▶ _Task_
Without the images, write out the whole listing exactly.

▶ _Given data_
+++
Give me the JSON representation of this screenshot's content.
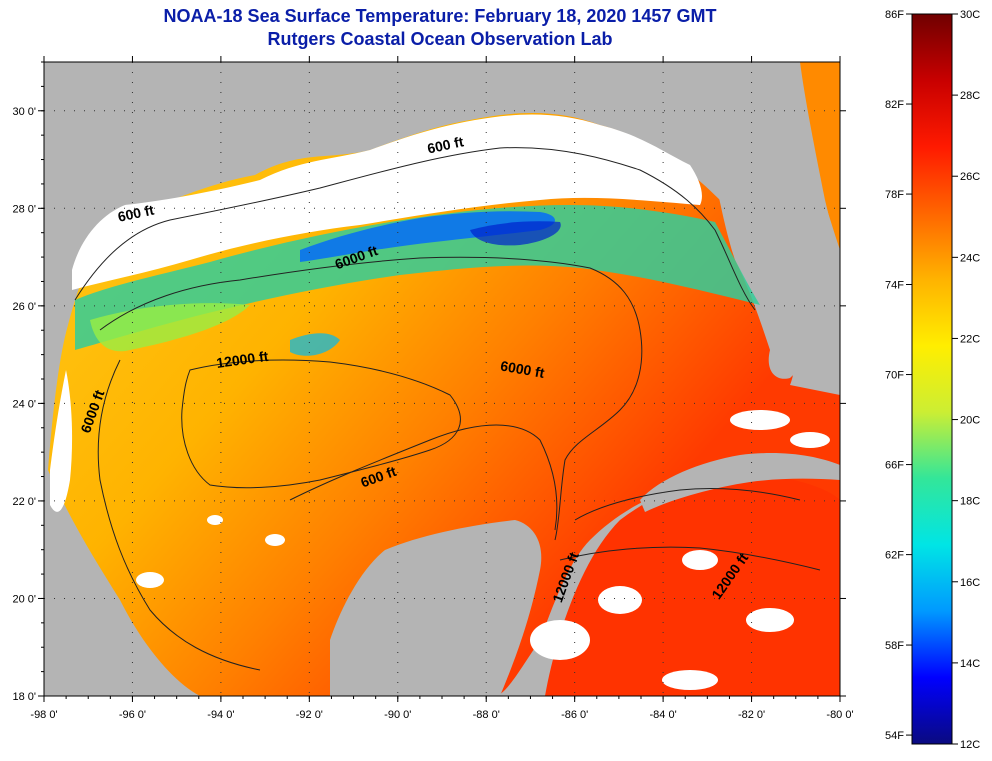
{
  "title": "NOAA-18 Sea Surface Temperature:  February 18, 2020 1457 GMT",
  "subtitle": "Rutgers Coastal Ocean Observation Lab",
  "colors": {
    "land": "#b4b4b4",
    "cloud": "#ffffff"
  },
  "lat_labels": [
    {
      "lat": 30,
      "text": "30 0'"
    },
    {
      "lat": 28,
      "text": "28 0'"
    },
    {
      "lat": 26,
      "text": "26 0'"
    },
    {
      "lat": 24,
      "text": "24 0'"
    },
    {
      "lat": 22,
      "text": "22 0'"
    },
    {
      "lat": 20,
      "text": "20 0'"
    },
    {
      "lat": 18,
      "text": "18 0'"
    }
  ],
  "lon_labels": [
    {
      "lon": -98,
      "text": "-98 0'"
    },
    {
      "lon": -96,
      "text": "-96 0'"
    },
    {
      "lon": -94,
      "text": "-94 0'"
    },
    {
      "lon": -92,
      "text": "-92 0'"
    },
    {
      "lon": -90,
      "text": "-90 0'"
    },
    {
      "lon": -88,
      "text": "-88 0'"
    },
    {
      "lon": -86,
      "text": "-86 0'"
    },
    {
      "lon": -84,
      "text": "-84 0'"
    },
    {
      "lon": -82,
      "text": "-82 0'"
    },
    {
      "lon": -80,
      "text": "-80 0'"
    }
  ],
  "contour_labels": [
    {
      "text": "600 ft",
      "lon": -88.9,
      "lat": 29.2
    },
    {
      "text": "600 ft",
      "lon": -95.9,
      "lat": 27.8
    },
    {
      "text": "6000 ft",
      "lon": -90.9,
      "lat": 26.9
    },
    {
      "text": "12000 ft",
      "lon": -93.5,
      "lat": 24.8
    },
    {
      "text": "6000 ft",
      "lon": -87.2,
      "lat": 24.6
    },
    {
      "text": "6000 ft",
      "lon": -96.8,
      "lat": 23.8
    },
    {
      "text": "600 ft",
      "lon": -90.4,
      "lat": 22.4
    },
    {
      "text": "12000 ft",
      "lon": -86.1,
      "lat": 20.4
    },
    {
      "text": "12000 ft",
      "lon": -82.4,
      "lat": 20.4
    }
  ],
  "colorbar": {
    "min_c": 12,
    "max_c": 30,
    "stops": [
      "#0a0a80",
      "#0000ff",
      "#0099ff",
      "#00e5e5",
      "#33e699",
      "#ccee33",
      "#ffee00",
      "#ffb300",
      "#ff6600",
      "#ff1a00",
      "#c80000",
      "#700000"
    ],
    "f_labels": [
      {
        "c": 30.0,
        "text": "86F"
      },
      {
        "c": 27.78,
        "text": "82F"
      },
      {
        "c": 25.56,
        "text": "78F"
      },
      {
        "c": 23.33,
        "text": "74F"
      },
      {
        "c": 21.11,
        "text": "70F"
      },
      {
        "c": 18.89,
        "text": "66F"
      },
      {
        "c": 16.67,
        "text": "62F"
      },
      {
        "c": 14.44,
        "text": "58F"
      },
      {
        "c": 12.22,
        "text": "54F"
      }
    ],
    "c_labels": [
      {
        "c": 30,
        "text": "30C"
      },
      {
        "c": 28,
        "text": "28C"
      },
      {
        "c": 26,
        "text": "26C"
      },
      {
        "c": 24,
        "text": "24C"
      },
      {
        "c": 22,
        "text": "22C"
      },
      {
        "c": 20,
        "text": "20C"
      },
      {
        "c": 18,
        "text": "18C"
      },
      {
        "c": 16,
        "text": "16C"
      },
      {
        "c": 14,
        "text": "14C"
      },
      {
        "c": 12,
        "text": "12C"
      }
    ]
  }
}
+++
▶ _Final result_
Give me the JSON representation of this screenshot's content.
{
  "title": "NOAA-18 Sea Surface Temperature:  February 18, 2020 1457 GMT",
  "subtitle": "Rutgers Coastal Ocean Observation Lab",
  "colors": {
    "land": "#b4b4b4",
    "cloud": "#ffffff"
  },
  "lat_labels": [
    {
      "lat": 30,
      "text": "30 0'"
    },
    {
      "lat": 28,
      "text": "28 0'"
    },
    {
      "lat": 26,
      "text": "26 0'"
    },
    {
      "lat": 24,
      "text": "24 0'"
    },
    {
      "lat": 22,
      "text": "22 0'"
    },
    {
      "lat": 20,
      "text": "20 0'"
    },
    {
      "lat": 18,
      "text": "18 0'"
    }
  ],
  "lon_labels": [
    {
      "lon": -98,
      "text": "-98 0'"
    },
    {
      "lon": -96,
      "text": "-96 0'"
    },
    {
      "lon": -94,
      "text": "-94 0'"
    },
    {
      "lon": -92,
      "text": "-92 0'"
    },
    {
      "lon": -90,
      "text": "-90 0'"
    },
    {
      "lon": -88,
      "text": "-88 0'"
    },
    {
      "lon": -86,
      "text": "-86 0'"
    },
    {
      "lon": -84,
      "text": "-84 0'"
    },
    {
      "lon": -82,
      "text": "-82 0'"
    },
    {
      "lon": -80,
      "text": "-80 0'"
    }
  ],
  "contour_labels": [
    {
      "text": "600 ft",
      "lon": -88.9,
      "lat": 29.2
    },
    {
      "text": "600 ft",
      "lon": -95.9,
      "lat": 27.8
    },
    {
      "text": "6000 ft",
      "lon": -90.9,
      "lat": 26.9
    },
    {
      "text": "12000 ft",
      "lon": -93.5,
      "lat": 24.8
    },
    {
      "text": "6000 ft",
      "lon": -87.2,
      "lat": 24.6
    },
    {
      "text": "6000 ft",
      "lon": -96.8,
      "lat": 23.8
    },
    {
      "text": "600 ft",
      "lon": -90.4,
      "lat": 22.4
    },
    {
      "text": "12000 ft",
      "lon": -86.1,
      "lat": 20.4
    },
    {
      "text": "12000 ft",
      "lon": -82.4,
      "lat": 20.4
    }
  ],
  "colorbar": {
    "min_c": 12,
    "max_c": 30,
    "stops": [
      "#0a0a80",
      "#0000ff",
      "#0099ff",
      "#00e5e5",
      "#33e699",
      "#ccee33",
      "#ffee00",
      "#ffb300",
      "#ff6600",
      "#ff1a00",
      "#c80000",
      "#700000"
    ],
    "f_labels": [
      {
        "c": 30.0,
        "text": "86F"
      },
      {
        "c": 27.78,
        "text": "82F"
      },
      {
        "c": 25.56,
        "text": "78F"
      },
      {
        "c": 23.33,
        "text": "74F"
      },
      {
        "c": 21.11,
        "text": "70F"
      },
      {
        "c": 18.89,
        "text": "66F"
      },
      {
        "c": 16.67,
        "text": "62F"
      },
      {
        "c": 14.44,
        "text": "58F"
      },
      {
        "c": 12.22,
        "text": "54F"
      }
    ],
    "c_labels": [
      {
        "c": 30,
        "text": "30C"
      },
      {
        "c": 28,
        "text": "28C"
      },
      {
        "c": 26,
        "text": "26C"
      },
      {
        "c": 24,
        "text": "24C"
      },
      {
        "c": 22,
        "text": "22C"
      },
      {
        "c": 20,
        "text": "20C"
      },
      {
        "c": 18,
        "text": "18C"
      },
      {
        "c": 16,
        "text": "16C"
      },
      {
        "c": 14,
        "text": "14C"
      },
      {
        "c": 12,
        "text": "12C"
      }
    ]
  }
}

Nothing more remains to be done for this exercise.